▶ **EXERCISE TASK**
All lines featuring the string "true" are to be listed.
>> START THE RECORDS
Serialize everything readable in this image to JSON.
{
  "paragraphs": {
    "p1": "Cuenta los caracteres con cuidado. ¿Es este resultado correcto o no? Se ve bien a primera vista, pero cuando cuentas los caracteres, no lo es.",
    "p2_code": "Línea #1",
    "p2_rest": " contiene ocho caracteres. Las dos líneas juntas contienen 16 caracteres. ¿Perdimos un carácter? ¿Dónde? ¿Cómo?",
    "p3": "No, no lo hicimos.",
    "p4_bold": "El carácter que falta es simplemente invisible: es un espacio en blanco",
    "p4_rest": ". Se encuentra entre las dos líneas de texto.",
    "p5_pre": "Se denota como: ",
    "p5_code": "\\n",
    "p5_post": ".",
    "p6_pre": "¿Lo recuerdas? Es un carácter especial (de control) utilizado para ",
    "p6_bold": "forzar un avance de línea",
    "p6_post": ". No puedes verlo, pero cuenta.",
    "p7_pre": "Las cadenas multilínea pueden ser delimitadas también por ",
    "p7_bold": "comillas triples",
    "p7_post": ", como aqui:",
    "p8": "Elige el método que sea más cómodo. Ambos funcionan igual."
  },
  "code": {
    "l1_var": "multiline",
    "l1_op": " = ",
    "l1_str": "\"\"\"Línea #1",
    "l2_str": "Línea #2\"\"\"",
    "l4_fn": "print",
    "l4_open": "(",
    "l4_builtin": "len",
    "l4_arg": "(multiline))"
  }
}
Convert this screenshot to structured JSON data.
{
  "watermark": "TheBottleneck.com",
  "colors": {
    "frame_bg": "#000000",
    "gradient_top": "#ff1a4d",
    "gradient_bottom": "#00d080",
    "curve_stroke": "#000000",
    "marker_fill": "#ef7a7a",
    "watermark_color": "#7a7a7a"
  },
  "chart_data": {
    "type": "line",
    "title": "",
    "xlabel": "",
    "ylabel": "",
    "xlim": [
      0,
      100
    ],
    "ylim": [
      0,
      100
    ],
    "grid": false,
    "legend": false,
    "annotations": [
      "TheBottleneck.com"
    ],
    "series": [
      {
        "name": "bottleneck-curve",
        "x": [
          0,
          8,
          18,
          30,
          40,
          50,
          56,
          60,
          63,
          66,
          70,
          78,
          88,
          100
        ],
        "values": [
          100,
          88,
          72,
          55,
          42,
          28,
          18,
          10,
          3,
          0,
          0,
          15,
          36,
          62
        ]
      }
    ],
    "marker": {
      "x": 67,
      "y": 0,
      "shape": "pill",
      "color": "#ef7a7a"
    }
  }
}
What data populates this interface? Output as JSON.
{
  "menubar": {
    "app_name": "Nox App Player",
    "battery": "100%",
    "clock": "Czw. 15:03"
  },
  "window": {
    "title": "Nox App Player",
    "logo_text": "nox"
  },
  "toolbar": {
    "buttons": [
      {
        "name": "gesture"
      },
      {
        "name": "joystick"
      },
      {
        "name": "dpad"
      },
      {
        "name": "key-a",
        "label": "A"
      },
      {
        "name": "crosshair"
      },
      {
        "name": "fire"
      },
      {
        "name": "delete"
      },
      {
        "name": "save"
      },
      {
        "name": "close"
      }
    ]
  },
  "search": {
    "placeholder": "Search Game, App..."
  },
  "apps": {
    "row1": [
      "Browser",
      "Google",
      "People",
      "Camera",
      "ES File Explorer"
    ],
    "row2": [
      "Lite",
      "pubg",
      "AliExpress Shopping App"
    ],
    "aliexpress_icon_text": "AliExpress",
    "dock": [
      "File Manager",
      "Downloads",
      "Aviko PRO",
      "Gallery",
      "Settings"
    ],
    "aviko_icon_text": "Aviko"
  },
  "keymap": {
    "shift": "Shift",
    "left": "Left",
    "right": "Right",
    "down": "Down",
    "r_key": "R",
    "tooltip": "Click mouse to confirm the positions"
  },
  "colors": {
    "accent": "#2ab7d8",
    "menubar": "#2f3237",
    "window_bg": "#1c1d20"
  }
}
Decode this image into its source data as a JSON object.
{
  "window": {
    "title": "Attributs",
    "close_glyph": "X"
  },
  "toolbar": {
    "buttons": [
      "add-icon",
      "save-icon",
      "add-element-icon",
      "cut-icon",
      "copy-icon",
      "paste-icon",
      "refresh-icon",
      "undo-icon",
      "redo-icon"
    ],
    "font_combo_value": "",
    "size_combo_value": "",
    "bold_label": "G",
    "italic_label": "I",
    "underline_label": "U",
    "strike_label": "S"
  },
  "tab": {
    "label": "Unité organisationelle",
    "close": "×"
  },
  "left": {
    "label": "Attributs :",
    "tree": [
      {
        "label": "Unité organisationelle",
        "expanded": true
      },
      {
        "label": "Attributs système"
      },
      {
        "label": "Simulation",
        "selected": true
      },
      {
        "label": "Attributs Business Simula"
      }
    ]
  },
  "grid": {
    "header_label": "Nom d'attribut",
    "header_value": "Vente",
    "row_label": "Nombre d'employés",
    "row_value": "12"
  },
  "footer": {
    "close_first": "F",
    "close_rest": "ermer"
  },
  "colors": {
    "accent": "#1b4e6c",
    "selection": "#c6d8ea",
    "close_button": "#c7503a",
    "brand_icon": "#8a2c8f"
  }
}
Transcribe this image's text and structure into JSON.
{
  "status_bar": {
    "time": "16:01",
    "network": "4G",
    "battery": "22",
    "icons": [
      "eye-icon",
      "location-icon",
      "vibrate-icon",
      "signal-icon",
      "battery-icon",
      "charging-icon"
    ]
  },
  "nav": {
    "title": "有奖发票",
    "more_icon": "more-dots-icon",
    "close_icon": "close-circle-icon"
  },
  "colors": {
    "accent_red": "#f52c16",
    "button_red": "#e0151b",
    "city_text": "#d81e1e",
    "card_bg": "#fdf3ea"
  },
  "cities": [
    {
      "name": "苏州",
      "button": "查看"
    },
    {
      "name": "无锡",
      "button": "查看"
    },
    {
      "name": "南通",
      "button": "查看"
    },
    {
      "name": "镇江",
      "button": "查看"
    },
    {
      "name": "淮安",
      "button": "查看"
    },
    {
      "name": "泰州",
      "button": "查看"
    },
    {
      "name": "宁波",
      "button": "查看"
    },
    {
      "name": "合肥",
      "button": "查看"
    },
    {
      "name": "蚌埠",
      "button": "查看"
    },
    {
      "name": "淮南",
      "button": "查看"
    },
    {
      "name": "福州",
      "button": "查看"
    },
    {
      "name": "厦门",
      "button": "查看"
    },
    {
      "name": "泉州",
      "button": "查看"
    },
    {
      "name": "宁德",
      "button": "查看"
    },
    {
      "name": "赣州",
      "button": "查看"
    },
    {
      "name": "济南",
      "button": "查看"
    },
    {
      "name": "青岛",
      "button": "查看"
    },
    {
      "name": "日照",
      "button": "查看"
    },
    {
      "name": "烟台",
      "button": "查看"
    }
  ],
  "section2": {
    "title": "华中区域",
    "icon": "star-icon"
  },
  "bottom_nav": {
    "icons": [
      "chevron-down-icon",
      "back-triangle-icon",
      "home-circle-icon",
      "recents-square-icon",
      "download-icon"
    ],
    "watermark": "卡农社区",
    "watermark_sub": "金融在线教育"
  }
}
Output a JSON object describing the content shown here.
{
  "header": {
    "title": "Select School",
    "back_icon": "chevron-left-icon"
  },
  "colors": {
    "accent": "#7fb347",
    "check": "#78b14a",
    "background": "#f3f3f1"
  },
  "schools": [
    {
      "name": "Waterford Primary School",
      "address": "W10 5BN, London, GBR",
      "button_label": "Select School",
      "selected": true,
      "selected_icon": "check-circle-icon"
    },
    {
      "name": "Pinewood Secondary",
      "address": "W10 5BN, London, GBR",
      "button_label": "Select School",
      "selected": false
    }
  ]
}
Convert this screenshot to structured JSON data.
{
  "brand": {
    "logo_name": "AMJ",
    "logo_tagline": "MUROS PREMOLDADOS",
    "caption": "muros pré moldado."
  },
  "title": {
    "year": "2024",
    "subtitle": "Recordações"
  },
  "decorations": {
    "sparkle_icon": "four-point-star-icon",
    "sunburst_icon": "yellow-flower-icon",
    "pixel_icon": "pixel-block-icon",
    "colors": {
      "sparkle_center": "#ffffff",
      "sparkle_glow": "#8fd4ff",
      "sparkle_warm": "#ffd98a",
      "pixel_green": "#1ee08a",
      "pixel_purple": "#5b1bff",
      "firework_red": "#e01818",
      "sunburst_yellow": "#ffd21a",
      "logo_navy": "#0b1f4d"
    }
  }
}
>> END THE RECORDS
▶ **TASK OUTPUT**
        "expanded": true
        "selected": true
      "selected": true,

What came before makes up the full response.